→ Required work: Copy out, character for character, the entries from the very beginning up to and including the line that contains "korea-category-label-2030: 2030 (estimate)".

→ Exercise data:
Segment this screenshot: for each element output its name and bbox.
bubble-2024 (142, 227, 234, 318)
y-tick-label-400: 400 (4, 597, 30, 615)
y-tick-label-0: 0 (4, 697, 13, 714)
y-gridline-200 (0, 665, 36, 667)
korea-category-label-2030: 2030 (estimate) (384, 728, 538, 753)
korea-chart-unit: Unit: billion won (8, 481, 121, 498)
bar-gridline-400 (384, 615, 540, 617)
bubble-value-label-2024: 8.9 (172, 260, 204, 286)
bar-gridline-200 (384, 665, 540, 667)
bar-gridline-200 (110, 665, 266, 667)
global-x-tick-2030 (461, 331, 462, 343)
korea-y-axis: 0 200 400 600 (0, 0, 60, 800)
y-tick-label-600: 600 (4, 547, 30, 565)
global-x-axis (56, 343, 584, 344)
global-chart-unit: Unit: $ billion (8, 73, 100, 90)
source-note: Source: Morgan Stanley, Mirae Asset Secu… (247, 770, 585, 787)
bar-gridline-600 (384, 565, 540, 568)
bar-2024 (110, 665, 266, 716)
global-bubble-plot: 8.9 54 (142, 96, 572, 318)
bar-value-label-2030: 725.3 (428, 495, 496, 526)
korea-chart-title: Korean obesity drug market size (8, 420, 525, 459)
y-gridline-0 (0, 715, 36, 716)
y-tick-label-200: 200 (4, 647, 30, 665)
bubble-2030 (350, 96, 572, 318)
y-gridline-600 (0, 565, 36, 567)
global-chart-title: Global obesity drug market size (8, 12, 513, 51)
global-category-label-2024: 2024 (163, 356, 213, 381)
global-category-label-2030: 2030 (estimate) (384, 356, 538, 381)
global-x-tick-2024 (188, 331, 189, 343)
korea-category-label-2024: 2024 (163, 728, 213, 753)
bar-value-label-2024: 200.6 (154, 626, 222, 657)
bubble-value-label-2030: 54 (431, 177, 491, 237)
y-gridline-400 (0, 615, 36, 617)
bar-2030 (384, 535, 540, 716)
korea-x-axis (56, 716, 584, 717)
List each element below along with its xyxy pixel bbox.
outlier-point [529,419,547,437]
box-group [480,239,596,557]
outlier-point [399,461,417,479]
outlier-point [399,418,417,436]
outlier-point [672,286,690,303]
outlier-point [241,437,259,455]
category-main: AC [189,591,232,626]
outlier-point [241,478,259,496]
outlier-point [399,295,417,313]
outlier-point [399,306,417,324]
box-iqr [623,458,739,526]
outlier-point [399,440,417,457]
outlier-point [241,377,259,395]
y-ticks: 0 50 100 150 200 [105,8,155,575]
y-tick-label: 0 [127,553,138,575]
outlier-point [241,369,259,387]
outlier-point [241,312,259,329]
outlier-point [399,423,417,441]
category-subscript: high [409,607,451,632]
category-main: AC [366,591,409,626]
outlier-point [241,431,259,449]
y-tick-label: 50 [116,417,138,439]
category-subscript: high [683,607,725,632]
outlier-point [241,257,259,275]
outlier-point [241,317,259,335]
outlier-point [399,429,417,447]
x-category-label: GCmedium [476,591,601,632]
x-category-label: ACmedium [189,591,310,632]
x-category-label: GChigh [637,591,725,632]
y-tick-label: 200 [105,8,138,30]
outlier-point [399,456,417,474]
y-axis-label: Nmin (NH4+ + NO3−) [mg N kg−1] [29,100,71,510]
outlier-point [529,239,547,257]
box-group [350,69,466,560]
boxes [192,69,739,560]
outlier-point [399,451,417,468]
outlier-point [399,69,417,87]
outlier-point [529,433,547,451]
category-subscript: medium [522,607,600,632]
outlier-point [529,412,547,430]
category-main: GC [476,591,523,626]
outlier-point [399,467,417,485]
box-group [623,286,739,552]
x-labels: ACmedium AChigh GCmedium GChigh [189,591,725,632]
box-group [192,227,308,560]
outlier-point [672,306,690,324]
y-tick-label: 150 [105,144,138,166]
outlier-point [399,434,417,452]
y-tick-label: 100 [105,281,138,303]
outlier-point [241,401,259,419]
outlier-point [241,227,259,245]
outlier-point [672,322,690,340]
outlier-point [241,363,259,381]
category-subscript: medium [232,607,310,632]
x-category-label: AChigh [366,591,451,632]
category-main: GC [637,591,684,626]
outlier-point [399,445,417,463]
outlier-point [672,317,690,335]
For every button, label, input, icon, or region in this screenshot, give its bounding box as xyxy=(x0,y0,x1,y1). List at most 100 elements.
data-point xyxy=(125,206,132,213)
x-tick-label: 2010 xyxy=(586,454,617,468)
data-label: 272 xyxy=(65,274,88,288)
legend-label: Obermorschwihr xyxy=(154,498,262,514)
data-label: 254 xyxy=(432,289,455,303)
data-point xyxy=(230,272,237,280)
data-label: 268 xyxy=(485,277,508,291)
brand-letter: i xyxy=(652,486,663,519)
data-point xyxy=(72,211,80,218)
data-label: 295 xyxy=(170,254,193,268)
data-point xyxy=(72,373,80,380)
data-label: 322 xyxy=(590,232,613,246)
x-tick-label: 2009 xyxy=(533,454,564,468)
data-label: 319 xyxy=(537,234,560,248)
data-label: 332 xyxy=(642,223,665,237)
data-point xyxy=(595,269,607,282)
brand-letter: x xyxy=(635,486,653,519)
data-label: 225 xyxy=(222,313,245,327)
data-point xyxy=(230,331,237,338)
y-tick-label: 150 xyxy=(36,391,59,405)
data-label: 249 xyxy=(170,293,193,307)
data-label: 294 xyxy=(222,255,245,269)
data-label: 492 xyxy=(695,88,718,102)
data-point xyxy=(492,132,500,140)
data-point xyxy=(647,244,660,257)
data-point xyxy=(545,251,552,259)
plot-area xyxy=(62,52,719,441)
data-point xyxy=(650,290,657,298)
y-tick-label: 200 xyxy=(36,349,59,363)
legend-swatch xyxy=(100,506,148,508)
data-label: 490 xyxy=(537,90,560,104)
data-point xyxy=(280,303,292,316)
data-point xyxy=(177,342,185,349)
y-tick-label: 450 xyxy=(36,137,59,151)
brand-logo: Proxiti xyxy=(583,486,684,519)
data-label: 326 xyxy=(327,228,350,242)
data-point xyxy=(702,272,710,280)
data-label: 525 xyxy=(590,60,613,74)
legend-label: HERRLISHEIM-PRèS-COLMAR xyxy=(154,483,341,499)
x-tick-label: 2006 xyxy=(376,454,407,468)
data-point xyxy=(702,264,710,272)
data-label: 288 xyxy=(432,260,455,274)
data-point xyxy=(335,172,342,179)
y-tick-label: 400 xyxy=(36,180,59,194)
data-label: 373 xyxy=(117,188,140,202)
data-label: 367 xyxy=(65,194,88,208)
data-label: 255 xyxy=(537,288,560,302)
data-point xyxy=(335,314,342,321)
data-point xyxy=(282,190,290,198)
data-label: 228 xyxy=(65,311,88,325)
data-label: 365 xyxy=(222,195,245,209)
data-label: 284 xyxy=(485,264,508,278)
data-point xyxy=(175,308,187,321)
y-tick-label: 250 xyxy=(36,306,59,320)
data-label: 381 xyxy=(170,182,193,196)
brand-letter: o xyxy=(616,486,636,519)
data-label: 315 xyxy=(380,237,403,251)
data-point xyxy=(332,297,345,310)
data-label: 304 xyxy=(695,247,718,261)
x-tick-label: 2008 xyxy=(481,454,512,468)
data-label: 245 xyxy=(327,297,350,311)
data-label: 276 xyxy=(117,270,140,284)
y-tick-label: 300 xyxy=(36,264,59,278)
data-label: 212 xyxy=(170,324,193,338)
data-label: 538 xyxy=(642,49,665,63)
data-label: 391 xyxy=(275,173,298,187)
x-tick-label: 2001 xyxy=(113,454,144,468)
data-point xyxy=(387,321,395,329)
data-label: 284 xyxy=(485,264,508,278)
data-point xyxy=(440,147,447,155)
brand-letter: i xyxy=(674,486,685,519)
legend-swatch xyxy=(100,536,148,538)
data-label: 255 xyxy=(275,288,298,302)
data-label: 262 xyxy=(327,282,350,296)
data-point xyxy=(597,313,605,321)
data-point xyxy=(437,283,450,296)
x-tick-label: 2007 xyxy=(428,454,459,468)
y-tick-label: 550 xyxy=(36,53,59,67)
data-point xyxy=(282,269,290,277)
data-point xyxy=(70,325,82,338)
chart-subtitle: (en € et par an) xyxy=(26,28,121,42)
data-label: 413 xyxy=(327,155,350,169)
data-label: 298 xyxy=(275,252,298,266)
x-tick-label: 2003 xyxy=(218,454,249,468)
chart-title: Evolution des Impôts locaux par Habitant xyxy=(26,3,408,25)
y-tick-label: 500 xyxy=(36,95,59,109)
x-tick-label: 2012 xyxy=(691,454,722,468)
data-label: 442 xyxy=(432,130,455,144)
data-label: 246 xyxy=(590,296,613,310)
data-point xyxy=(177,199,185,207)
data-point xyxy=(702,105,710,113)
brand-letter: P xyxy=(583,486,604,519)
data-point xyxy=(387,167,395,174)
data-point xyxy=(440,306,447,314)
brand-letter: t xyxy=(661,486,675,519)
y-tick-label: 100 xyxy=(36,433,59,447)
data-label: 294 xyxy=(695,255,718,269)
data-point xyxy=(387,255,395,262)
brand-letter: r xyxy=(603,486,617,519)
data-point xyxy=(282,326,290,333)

→ The response:
Segment this screenshot: for each element output its name and bbox.
bubble-2024 (142, 227, 234, 318)
y-tick-label-400: 400 (4, 597, 30, 615)
y-tick-label-0: 0 (4, 697, 13, 714)
y-gridline-200 (0, 665, 36, 667)
korea-category-label-2030: 2030 (estimate) (384, 728, 538, 753)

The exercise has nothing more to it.